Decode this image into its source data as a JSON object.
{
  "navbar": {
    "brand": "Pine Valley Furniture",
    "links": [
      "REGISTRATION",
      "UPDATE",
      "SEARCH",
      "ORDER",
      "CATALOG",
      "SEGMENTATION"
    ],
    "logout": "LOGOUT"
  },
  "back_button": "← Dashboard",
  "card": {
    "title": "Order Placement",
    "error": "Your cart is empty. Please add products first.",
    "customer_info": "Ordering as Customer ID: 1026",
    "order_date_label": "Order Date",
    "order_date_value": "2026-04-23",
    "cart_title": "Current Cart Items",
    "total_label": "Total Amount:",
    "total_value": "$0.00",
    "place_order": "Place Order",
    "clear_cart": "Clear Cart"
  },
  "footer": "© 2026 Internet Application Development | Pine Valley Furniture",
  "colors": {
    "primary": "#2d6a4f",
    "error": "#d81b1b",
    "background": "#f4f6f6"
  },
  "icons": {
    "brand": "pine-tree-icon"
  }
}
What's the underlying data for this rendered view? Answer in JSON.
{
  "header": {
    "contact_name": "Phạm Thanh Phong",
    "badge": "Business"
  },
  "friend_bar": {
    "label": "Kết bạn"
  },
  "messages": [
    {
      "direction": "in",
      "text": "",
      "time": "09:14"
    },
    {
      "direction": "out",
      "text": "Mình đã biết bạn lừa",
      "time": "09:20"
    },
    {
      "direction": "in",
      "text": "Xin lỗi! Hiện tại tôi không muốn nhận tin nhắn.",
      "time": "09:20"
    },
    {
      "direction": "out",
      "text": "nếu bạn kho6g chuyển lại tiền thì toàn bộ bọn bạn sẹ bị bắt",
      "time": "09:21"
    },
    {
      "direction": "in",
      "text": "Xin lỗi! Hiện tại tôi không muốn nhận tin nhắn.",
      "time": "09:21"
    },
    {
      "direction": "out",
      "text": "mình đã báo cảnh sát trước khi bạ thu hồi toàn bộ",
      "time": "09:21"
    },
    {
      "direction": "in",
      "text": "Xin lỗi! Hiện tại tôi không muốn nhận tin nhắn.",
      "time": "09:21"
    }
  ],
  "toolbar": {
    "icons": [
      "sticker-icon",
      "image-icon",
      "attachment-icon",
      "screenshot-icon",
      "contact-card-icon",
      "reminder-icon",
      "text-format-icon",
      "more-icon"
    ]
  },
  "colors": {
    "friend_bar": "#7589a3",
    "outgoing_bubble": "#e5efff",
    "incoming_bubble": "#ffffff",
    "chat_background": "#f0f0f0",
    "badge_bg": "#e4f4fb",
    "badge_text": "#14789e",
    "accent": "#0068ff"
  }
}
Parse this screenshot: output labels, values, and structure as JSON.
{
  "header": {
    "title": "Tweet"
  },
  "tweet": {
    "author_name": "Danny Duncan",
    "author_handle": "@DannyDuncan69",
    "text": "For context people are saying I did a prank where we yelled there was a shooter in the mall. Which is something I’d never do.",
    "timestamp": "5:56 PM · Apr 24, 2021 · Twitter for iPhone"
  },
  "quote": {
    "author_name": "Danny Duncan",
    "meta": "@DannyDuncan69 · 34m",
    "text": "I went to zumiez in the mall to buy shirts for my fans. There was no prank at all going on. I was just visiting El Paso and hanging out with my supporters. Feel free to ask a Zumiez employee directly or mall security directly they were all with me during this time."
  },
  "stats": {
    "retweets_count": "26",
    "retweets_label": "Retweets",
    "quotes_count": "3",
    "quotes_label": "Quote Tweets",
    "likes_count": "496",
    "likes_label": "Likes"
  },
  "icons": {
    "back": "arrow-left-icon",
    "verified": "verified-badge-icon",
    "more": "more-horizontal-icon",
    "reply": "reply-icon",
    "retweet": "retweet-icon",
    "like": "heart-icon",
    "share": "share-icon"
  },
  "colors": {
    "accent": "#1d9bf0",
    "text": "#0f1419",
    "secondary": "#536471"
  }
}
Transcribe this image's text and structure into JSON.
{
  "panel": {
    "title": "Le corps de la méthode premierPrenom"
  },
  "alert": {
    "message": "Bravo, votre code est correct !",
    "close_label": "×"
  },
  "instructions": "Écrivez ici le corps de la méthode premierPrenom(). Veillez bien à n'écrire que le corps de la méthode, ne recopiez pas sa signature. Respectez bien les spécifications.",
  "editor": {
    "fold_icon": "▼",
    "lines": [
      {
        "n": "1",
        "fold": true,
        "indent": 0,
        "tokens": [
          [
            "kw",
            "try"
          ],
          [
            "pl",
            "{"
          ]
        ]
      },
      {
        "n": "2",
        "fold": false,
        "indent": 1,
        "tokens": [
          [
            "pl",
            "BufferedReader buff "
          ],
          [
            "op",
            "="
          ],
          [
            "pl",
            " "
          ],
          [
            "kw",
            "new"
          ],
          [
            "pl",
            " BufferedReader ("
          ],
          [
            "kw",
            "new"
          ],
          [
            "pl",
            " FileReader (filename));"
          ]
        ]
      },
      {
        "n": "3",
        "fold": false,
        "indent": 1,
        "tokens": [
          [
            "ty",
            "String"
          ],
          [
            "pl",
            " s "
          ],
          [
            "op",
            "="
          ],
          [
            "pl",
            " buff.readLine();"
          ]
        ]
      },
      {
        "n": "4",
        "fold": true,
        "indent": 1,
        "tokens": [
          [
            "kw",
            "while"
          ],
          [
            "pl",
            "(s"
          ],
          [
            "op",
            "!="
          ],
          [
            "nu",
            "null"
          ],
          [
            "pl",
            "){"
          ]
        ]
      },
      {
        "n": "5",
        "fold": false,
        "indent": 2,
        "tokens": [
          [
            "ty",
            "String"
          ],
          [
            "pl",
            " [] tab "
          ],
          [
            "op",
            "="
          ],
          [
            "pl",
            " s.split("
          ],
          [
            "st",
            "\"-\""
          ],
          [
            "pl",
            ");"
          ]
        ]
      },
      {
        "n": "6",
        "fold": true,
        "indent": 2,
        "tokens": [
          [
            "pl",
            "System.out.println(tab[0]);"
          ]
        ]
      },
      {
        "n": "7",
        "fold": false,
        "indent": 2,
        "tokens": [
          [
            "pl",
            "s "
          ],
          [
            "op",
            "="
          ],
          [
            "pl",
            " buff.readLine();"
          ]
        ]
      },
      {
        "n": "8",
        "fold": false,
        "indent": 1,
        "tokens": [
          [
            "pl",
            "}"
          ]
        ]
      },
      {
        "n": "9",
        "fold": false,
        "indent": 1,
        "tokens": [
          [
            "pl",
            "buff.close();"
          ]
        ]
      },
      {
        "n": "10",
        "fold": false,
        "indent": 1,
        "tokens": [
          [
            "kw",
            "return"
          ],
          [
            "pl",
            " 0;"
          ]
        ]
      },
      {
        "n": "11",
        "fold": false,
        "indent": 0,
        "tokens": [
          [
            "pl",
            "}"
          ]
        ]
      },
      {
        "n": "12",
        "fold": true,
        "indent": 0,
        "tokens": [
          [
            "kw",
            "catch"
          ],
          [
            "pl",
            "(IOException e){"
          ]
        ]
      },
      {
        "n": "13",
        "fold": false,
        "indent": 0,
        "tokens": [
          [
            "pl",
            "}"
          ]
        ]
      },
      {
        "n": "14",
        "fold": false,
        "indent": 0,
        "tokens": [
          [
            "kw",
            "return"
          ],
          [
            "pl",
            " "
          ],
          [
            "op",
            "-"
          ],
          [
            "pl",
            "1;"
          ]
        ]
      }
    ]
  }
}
..............................
Each line of the material should be echoed exactly.

Decode this image into its source data as a JSON object.
{
  "navbar": {
    "brand": "Pine Valley Furniture",
    "links": [
      "REGISTRATION",
      "UPDATE",
      "SEARCH",
      "ORDER",
      "CATALOG",
      "SEGMENTATION"
    ],
    "logout": "LOGOUT"
  },
  "back_button": "← Dashboard",
  "card": {
    "title": "Order Placement",
    "error": "Your cart is empty. Please add products first.",
    "customer_info": "Ordering as Customer ID: 1026",
    "order_date_label": "Order Date",
    "order_date_value": "2026-04-23",
    "cart_title": "Current Cart Items",
    "total_label": "Total Amount:",
    "total_value": "$0.00",
    "place_order": "Place Order",
    "clear_cart": "Clear Cart"
  },
  "footer": "© 2026 Internet Application Development | Pine Valley Furniture",
  "colors": {
    "primary": "#2d6a4f",
    "error": "#d81b1b",
    "background": "#f4f6f6"
  },
  "icons": {
    "brand": "pine-tree-icon"
  }
}
What's the underlying data for this rendered view? Answer in JSON.
{
  "header": {
    "contact_name": "Phạm Thanh Phong",
    "badge": "Business"
  },
  "friend_bar": {
    "label": "Kết bạn"
  },
  "messages": [
    {
      "direction": "in",
      "text": "",
      "time": "09:14"
    },
    {
      "direction": "out",
      "text": "Mình đã biết bạn lừa",
      "time": "09:20"
    },
    {
      "direction": "in",
      "text": "Xin lỗi! Hiện tại tôi không muốn nhận tin nhắn.",
      "time": "09:20"
    },
    {
      "direction": "out",
      "text": "nếu bạn kho6g chuyển lại tiền thì toàn bộ bọn bạn sẹ bị bắt",
      "time": "09:21"
    },
    {
      "direction": "in",
      "text": "Xin lỗi! Hiện tại tôi không muốn nhận tin nhắn.",
      "time": "09:21"
    },
    {
      "direction": "out",
      "text": "mình đã báo cảnh sát trước khi bạ thu hồi toàn bộ",
      "time": "09:21"
    },
    {
      "direction": "in",
      "text": "Xin lỗi! Hiện tại tôi không muốn nhận tin nhắn.",
      "time": "09:21"
    }
  ],
  "toolbar": {
    "icons": [
      "sticker-icon",
      "image-icon",
      "attachment-icon",
      "screenshot-icon",
      "contact-card-icon",
      "reminder-icon",
      "text-format-icon",
      "more-icon"
    ]
  },
  "colors": {
    "friend_bar": "#7589a3",
    "outgoing_bubble": "#e5efff",
    "incoming_bubble": "#ffffff",
    "chat_background": "#f0f0f0",
    "badge_bg": "#e4f4fb",
    "badge_text": "#14789e",
    "accent": "#0068ff"
  }
}
Parse this screenshot: output labels, values, and structure as JSON.
{
  "header": {
    "title": "Tweet"
  },
  "tweet": {
    "author_name": "Danny Duncan",
    "author_handle": "@DannyDuncan69",
    "text": "For context people are saying I did a prank where we yelled there was a shooter in the mall. Which is something I’d never do.",
    "timestamp": "5:56 PM · Apr 24, 2021 · Twitter for iPhone"
  },
  "quote": {
    "author_name": "Danny Duncan",
    "meta": "@DannyDuncan69 · 34m",
    "text": "I went to zumiez in the mall to buy shirts for my fans. There was no prank at all going on. I was just visiting El Paso and hanging out with my supporters. Feel free to ask a Zumiez employee directly or mall security directly they were all with me during this time."
  },
  "stats": {
    "retweets_count": "26",
    "retweets_label": "Retweets",
    "quotes_count": "3",
    "quotes_label": "Quote Tweets",
    "likes_count": "496",
    "likes_label": "Likes"
  },
  "icons": {
    "back": "arrow-left-icon",
    "verified": "verified-badge-icon",
    "more": "more-horizontal-icon",
    "reply": "reply-icon",
    "retweet": "retweet-icon",
    "like": "heart-icon",
    "share": "share-icon"
  },
  "colors": {
    "accent": "#1d9bf0",
    "text": "#0f1419",
    "secondary": "#536471"
  }
}
Transcribe this image's text and structure into JSON.
{
  "panel": {
    "title": "Le corps de la méthode premierPrenom"
  },
  "alert": {
    "message": "Bravo, votre code est correct !",
    "close_label": "×"
  },
  "instructions": "Écrivez ici le corps de la méthode premierPrenom(). Veillez bien à n'écrire que le corps de la méthode, ne recopiez pas sa signature. Respectez bien les spécifications.",
  "editor": {
    "fold_icon": "▼",
    "lines": [
      {
        "n": "1",
        "fold": true,
        "indent": 0,
        "tokens": [
          [
            "kw",
            "try"
          ],
          [
            "pl",
            "{"
          ]
        ]
      },
      {
        "n": "2",
        "fold": false,
        "indent": 1,
        "tokens": [
          [
            "pl",
            "BufferedReader buff "
          ],
          [
            "op",
            "="
          ],
          [
            "pl",
            " "
          ],
          [
            "kw",
            "new"
          ],
          [
            "pl",
            " BufferedReader ("
          ],
          [
            "kw",
            "new"
          ],
          [
            "pl",
            " FileReader (filename));"
          ]
        ]
      },
      {
        "n": "3",
        "fold": false,
        "indent": 1,
        "tokens": [
          [
            "ty",
            "String"
          ],
          [
            "pl",
            " s "
          ],
          [
            "op",
            "="
          ],
          [
            "pl",
            " buff.readLine();"
          ]
        ]
      },
      {
        "n": "4",
        "fold": true,
        "indent": 1,
        "tokens": [
          [
            "kw",
            "while"
          ],
          [
            "pl",
            "(s"
          ],
          [
            "op",
            "!="
          ],
          [
            "nu",
            "null"
          ],
          [
            "pl",
            "){"
          ]
        ]
      },
      {
        "n": "5",
        "fold": false,
        "indent": 2,
        "tokens": [
          [
            "ty",
            "String"
          ],
          [
            "pl",
            " [] tab "
          ],
          [
            "op",
            "="
          ],
          [
            "pl",
            " s.split("
          ],
          [
            "st",
            "\"-\""
          ],
          [
            "pl",
            ");"
          ]
        ]
      },
      {
        "n": "6",
        "fold": true,
        "indent": 2,
        "tokens": [
          [
            "pl",
            "System.out.println(tab[0]);"
          ]
        ]
      },
      {
        "n": "7",
        "fold": false,
        "indent": 2,
        "tokens": [
          [
            "pl",
            "s "
          ],
          [
            "op",
            "="
          ],
          [
            "pl",
            " buff.readLine();"
          ]
        ]
      },
      {
        "n": "8",
        "fold": false,
        "indent": 1,
        "tokens": [
          [
            "pl",
            "}"
          ]
        ]
      },
      {
        "n": "9",
        "fold": false,
        "indent": 1,
        "tokens": [
          [
            "pl",
            "buff.close();"
          ]
        ]
      },
      {
        "n": "10",
        "fold": false,
        "indent": 1,
        "tokens": [
          [
            "kw",
            "return"
          ],
          [
            "pl",
            " 0;"
          ]
        ]
      },
      {
        "n": "11",
        "fold": false,
        "indent": 0,
        "tokens": [
          [
            "pl",
            "}"
          ]
        ]
      },
      {
        "n": "12",
        "fold": true,
        "indent": 0,
        "tokens": [
          [
            "kw",
            "catch"
          ],
          [
            "pl",
            "(IOException e){"
          ]
        ]
      },
      {
        "n": "13",
        "fold": false,
        "indent": 0,
        "tokens": [
          [
            "pl",
            "}"
          ]
        ]
      },
      {
        "n": "14",
        "fold": false,
        "indent": 0,
        "tokens": [
          [
            "kw",
            "return"
          ],
          [
            "pl",
            " "
          ],
          [
            "op",
            "-"
          ],
          [
            "pl",
            "1;"
          ]
        ]
      }
    ]
  }
}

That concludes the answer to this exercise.